=== Exercise brief ===
Filter out everything except lines holding "connectivity".

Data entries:
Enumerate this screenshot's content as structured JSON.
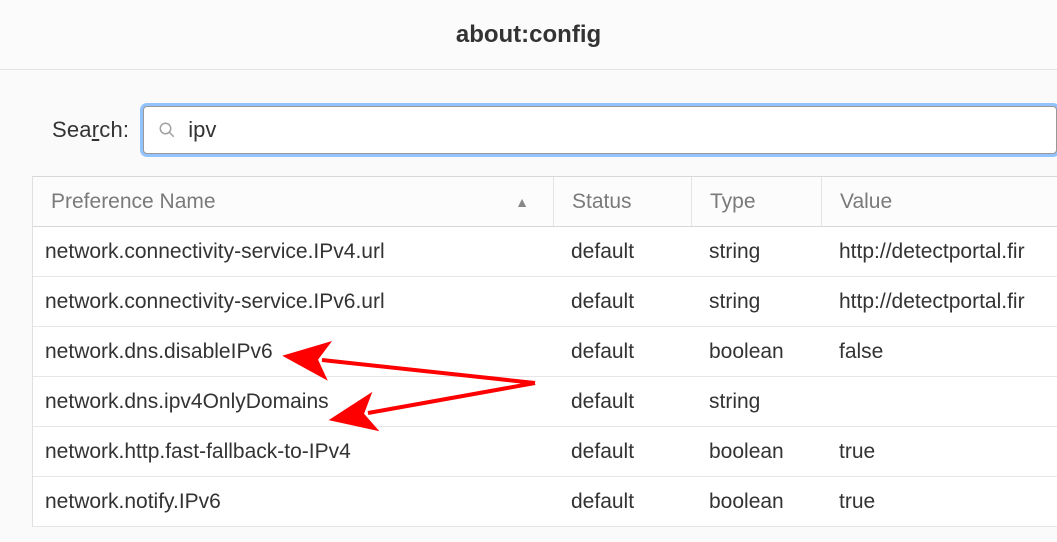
{
  "title": "about:config",
  "search": {
    "label_pre": "Sea",
    "label_ul": "r",
    "label_post": "ch:",
    "value": "ipv"
  },
  "columns": {
    "name": "Preference Name",
    "status": "Status",
    "type": "Type",
    "value": "Value",
    "sort_indicator": "▲"
  },
  "rows": [
    {
      "name": "network.connectivity-service.IPv4.url",
      "status": "default",
      "type": "string",
      "value": "http://detectportal.fir"
    },
    {
      "name": "network.connectivity-service.IPv6.url",
      "status": "default",
      "type": "string",
      "value": "http://detectportal.fir"
    },
    {
      "name": "network.dns.disableIPv6",
      "status": "default",
      "type": "boolean",
      "value": "false"
    },
    {
      "name": "network.dns.ipv4OnlyDomains",
      "status": "default",
      "type": "string",
      "value": ""
    },
    {
      "name": "network.http.fast-fallback-to-IPv4",
      "status": "default",
      "type": "boolean",
      "value": "true"
    },
    {
      "name": "network.notify.IPv6",
      "status": "default",
      "type": "boolean",
      "value": "true"
    }
  ]
}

=== Answer to this task ===
      "name": "network.connectivity-service.IPv4.url",
      "name": "network.connectivity-service.IPv6.url",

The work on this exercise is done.